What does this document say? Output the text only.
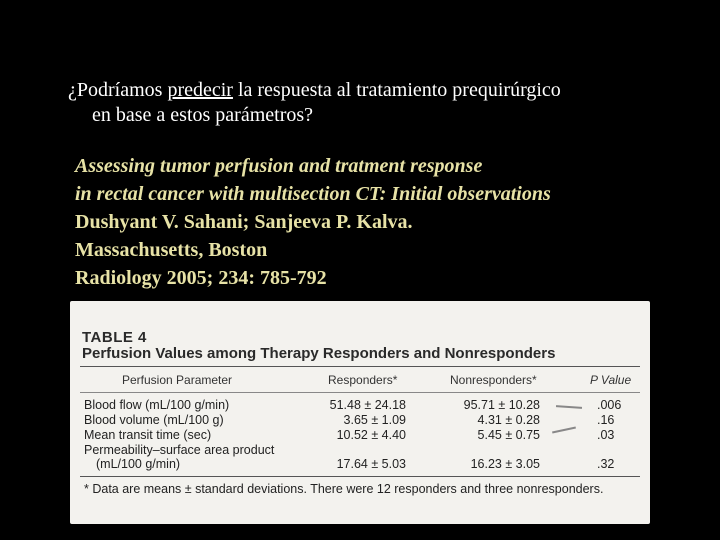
¿Podríamos predecir la respuesta al tratamiento prequirúrgico
en base a estos parámetros?
Assessing tumor perfusion and tratment response
in rectal cancer with multisection CT: Initial observations
Dushyant V. Sahani; Sanjeeva P. Kalva.
Massachusetts, Boston
Radiology 2005; 234: 785-792
TABLE 4
Perfusion Values among Therapy Responders and Nonresponders
Perfusion Parameter	Responders*	Nonresponders*	P Value
Blood flow (mL/100 g/min)	51.48 ± 24.18	95.71 ± 10.28	.006
Blood volume (mL/100 g)	3.65 ± 1.09	4.31 ± 0.28	.16
Mean transit time (sec)	10.52 ± 4.40	5.45 ± 0.75	.03
Permeability–surface area product
(mL/100 g/min)	17.64 ± 5.03	16.23 ± 3.05	.32
* Data are means ± standard deviations. There were 12 responders and three nonresponders.
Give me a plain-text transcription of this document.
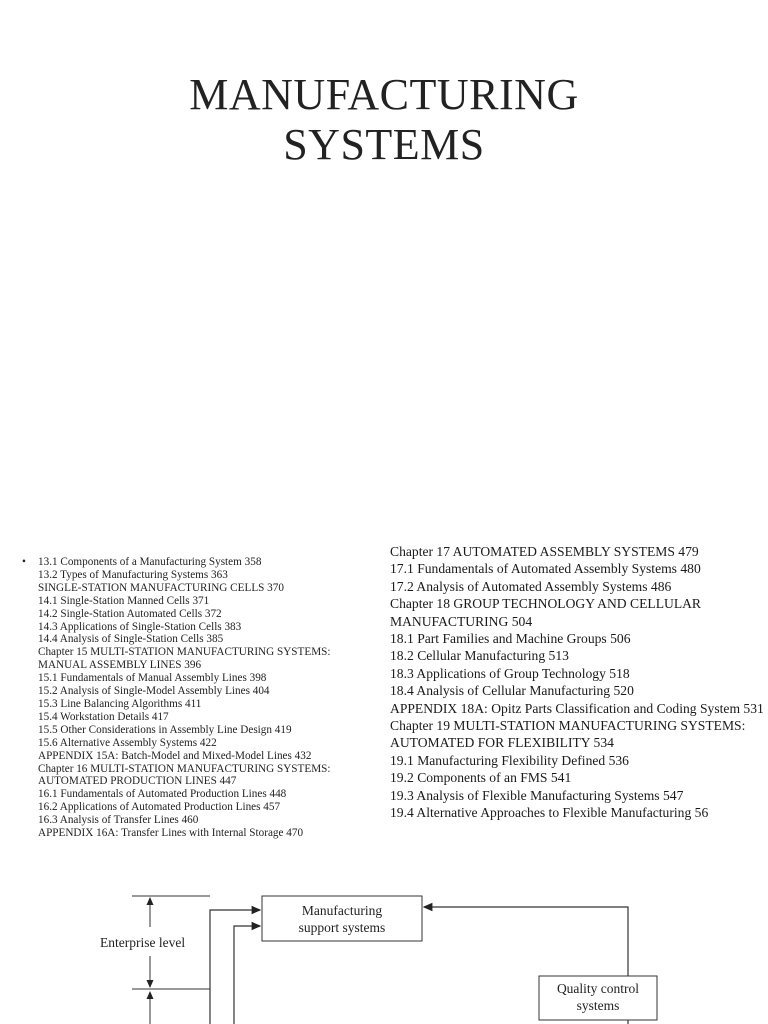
MANUFACTURING
SYSTEMS
•	13.1 Components of a Manufacturing System 358
13.2 Types of Manufacturing Systems 363
SINGLE-STATION MANUFACTURING CELLS 370
14.1 Single-Station Manned Cells 371
14.2 Single-Station Automated Cells 372
14.3 Applications of Single-Station Cells 383
14.4 Analysis of Single-Station Cells 385
Chapter 15 MULTI-STATION MANUFACTURING SYSTEMS:
MANUAL ASSEMBLY LINES 396
15.1 Fundamentals of Manual Assembly Lines 398
15.2 Analysis of Single-Model Assembly Lines 404
15.3 Line Balancing Algorithms 411
15.4 Workstation Details 417
15.5 Other Considerations in Assembly Line Design 419
15.6 Alternative Assembly Systems 422
APPENDIX 15A: Batch-Model and Mixed-Model Lines 432
Chapter 16 MULTI-STATION MANUFACTURING SYSTEMS:
AUTOMATED PRODUCTION LINES 447
16.1 Fundamentals of Automated Production Lines 448
16.2 Applications of Automated Production Lines 457
16.3 Analysis of Transfer Lines 460
APPENDIX 16A: Transfer Lines with Internal Storage 470
Chapter 17 AUTOMATED ASSEMBLY SYSTEMS 479
17.1 Fundamentals of Automated Assembly Systems 480
17.2 Analysis of Automated Assembly Systems 486
Chapter 18 GROUP TECHNOLOGY AND CELLULAR MANUFACTURING 504
18.1 Part Families and Machine Groups 506
18.2 Cellular Manufacturing 513
18.3 Applications of Group Technology 518
18.4 Analysis of Cellular Manufacturing 520
APPENDIX 18A: Opitz Parts Classification and Coding System 531
Chapter 19 MULTI-STATION MANUFACTURING SYSTEMS: AUTOMATED FOR FLEXIBILITY 534
19.1 Manufacturing Flexibility Defined 536
19.2 Components of an FMS 541
19.3 Analysis of Flexible Manufacturing Systems 547
19.4 Alternative Approaches to Flexible Manufacturing 56
Enterprise level
Manufacturing
support systems
Quality control
systems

══════════

(Your task)
Word for word, give back each entry from above, but skip any picture.

(Result)
What does this document say? Output the text only.
¿Podríamos predecir la respuesta al tratamiento prequirúrgico
en base a estos parámetros?
Assessing tumor perfusion and tratment response
in rectal cancer with multisection CT: Initial observations
Dushyant V. Sahani; Sanjeeva P. Kalva.
Massachusetts, Boston
Radiology 2005; 234: 785-792
TABLE 4
Perfusion Values among Therapy Responders and Nonresponders
Perfusion Parameter	Responders*	Nonresponders*	P Value
Blood flow (mL/100 g/min)	51.48 ± 24.18	95.71 ± 10.28	.006
Blood volume (mL/100 g)	3.65 ± 1.09	4.31 ± 0.28	.16
Mean transit time (sec)	10.52 ± 4.40	5.45 ± 0.75	.03
Permeability–surface area product
(mL/100 g/min)	17.64 ± 5.03	16.23 ± 3.05	.32
* Data are means ± standard deviations. There were 12 responders and three nonresponders.
Give me a plain-text transcription of this document.
MANUFACTURING
SYSTEMS
•	13.1 Components of a Manufacturing System 358
13.2 Types of Manufacturing Systems 363
SINGLE-STATION MANUFACTURING CELLS 370
14.1 Single-Station Manned Cells 371
14.2 Single-Station Automated Cells 372
14.3 Applications of Single-Station Cells 383
14.4 Analysis of Single-Station Cells 385
Chapter 15 MULTI-STATION MANUFACTURING SYSTEMS:
MANUAL ASSEMBLY LINES 396
15.1 Fundamentals of Manual Assembly Lines 398
15.2 Analysis of Single-Model Assembly Lines 404
15.3 Line Balancing Algorithms 411
15.4 Workstation Details 417
15.5 Other Considerations in Assembly Line Design 419
15.6 Alternative Assembly Systems 422
APPENDIX 15A: Batch-Model and Mixed-Model Lines 432
Chapter 16 MULTI-STATION MANUFACTURING SYSTEMS:
AUTOMATED PRODUCTION LINES 447
16.1 Fundamentals of Automated Production Lines 448
16.2 Applications of Automated Production Lines 457
16.3 Analysis of Transfer Lines 460
APPENDIX 16A: Transfer Lines with Internal Storage 470
Chapter 17 AUTOMATED ASSEMBLY SYSTEMS 479
17.1 Fundamentals of Automated Assembly Systems 480
17.2 Analysis of Automated Assembly Systems 486
Chapter 18 GROUP TECHNOLOGY AND CELLULAR MANUFACTURING 504
18.1 Part Families and Machine Groups 506
18.2 Cellular Manufacturing 513
18.3 Applications of Group Technology 518
18.4 Analysis of Cellular Manufacturing 520
APPENDIX 18A: Opitz Parts Classification and Coding System 531
Chapter 19 MULTI-STATION MANUFACTURING SYSTEMS: AUTOMATED FOR FLEXIBILITY 534
19.1 Manufacturing Flexibility Defined 536
19.2 Components of an FMS 541
19.3 Analysis of Flexible Manufacturing Systems 547
19.4 Alternative Approaches to Flexible Manufacturing 56
Enterprise level
Manufacturing
support systems
Quality control
systems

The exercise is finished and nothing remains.